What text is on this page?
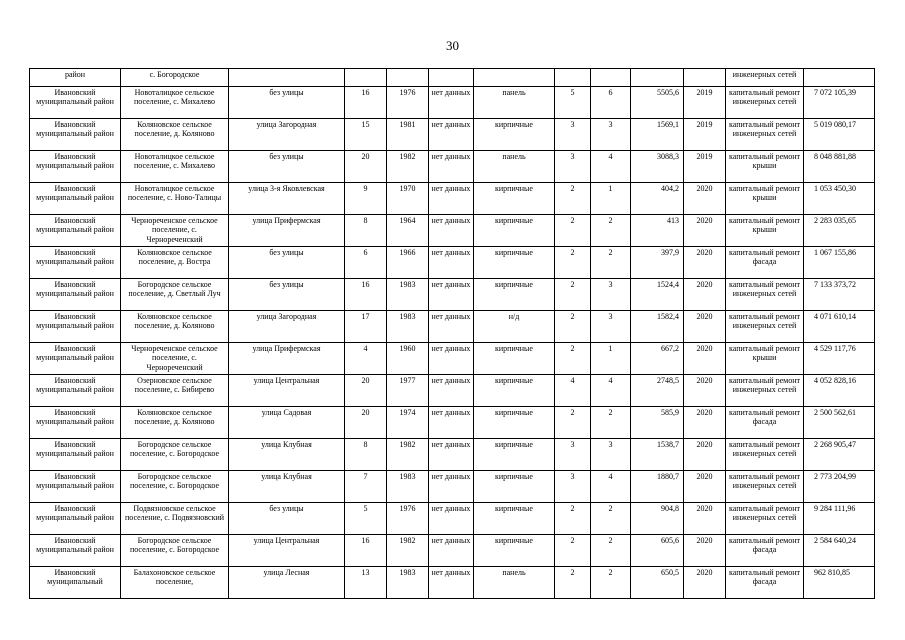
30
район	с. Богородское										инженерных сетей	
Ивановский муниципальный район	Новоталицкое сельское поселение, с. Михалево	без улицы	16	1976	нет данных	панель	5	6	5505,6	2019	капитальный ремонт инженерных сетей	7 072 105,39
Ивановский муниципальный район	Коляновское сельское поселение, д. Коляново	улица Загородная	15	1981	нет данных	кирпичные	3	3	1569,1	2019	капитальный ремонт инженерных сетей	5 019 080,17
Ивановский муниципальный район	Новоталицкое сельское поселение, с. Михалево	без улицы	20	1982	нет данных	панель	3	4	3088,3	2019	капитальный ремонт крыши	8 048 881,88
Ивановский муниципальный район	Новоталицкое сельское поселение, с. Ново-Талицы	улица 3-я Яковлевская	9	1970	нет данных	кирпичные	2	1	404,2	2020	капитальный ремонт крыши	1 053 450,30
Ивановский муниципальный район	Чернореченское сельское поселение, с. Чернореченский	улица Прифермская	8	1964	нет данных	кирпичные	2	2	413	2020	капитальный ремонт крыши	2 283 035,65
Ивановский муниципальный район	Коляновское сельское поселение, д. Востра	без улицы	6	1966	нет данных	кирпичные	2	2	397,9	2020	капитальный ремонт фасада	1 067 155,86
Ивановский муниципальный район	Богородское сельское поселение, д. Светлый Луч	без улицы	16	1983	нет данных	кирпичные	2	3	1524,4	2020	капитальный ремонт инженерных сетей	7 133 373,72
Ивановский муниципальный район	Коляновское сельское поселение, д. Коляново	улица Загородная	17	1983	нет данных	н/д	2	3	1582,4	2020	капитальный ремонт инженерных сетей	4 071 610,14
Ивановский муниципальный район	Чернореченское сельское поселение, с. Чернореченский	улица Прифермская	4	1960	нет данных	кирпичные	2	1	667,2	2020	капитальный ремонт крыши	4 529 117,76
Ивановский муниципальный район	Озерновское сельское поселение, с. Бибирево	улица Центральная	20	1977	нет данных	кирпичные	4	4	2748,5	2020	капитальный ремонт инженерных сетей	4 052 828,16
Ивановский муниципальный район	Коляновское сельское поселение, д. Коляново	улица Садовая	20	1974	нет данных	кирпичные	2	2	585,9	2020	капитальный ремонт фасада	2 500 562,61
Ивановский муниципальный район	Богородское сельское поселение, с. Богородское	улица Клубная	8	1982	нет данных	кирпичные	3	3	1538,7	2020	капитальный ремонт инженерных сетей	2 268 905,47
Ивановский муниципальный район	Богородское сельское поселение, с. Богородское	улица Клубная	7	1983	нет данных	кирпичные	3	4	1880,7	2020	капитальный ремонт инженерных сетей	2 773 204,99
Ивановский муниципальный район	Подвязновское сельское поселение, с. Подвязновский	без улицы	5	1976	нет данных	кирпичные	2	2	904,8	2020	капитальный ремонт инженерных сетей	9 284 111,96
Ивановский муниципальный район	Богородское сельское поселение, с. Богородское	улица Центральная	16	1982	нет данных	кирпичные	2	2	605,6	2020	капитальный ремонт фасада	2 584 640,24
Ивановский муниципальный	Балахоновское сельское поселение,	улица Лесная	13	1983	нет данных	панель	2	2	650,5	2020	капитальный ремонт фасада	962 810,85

··········

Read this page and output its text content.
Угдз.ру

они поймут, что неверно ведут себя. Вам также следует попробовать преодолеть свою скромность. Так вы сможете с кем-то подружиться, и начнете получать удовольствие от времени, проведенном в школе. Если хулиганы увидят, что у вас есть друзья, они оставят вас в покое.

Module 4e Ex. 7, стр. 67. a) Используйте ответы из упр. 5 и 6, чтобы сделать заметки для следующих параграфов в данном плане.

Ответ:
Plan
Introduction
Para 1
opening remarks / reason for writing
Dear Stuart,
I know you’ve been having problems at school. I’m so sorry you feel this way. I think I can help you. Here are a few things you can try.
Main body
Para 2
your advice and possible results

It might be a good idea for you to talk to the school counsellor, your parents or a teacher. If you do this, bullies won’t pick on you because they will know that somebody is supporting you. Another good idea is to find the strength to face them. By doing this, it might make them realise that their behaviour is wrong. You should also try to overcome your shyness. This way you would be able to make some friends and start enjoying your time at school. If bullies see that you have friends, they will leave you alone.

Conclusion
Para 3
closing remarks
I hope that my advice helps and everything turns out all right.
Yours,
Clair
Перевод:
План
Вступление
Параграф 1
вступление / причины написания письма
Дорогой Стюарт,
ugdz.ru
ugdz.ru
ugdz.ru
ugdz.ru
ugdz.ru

··········

▶ [WRITTEN REQUEST]
Scan the material and collect every line that contains "Коляново".

▶ [SOLVED PROBLEM]
Ивановский муниципальный район	Коляновское сельское поселение, д. Коляново	улица Загородная	15	1981	нет данных	кирпичные	3	3	1569,1	2019	капитальный ремонт инженерных сетей	5 019 080,17
Ивановский муниципальный район	Коляновское сельское поселение, д. Коляново	улица Загородная	17	1983	нет данных	н/д	2	3	1582,4	2020	капитальный ремонт инженерных сетей	4 071 610,14
Ивановский муниципальный район	Коляновское сельское поселение, д. Коляново	улица Садовая	20	1974	нет данных	кирпичные	2	2	585,9	2020	капитальный ремонт фасада	2 500 562,61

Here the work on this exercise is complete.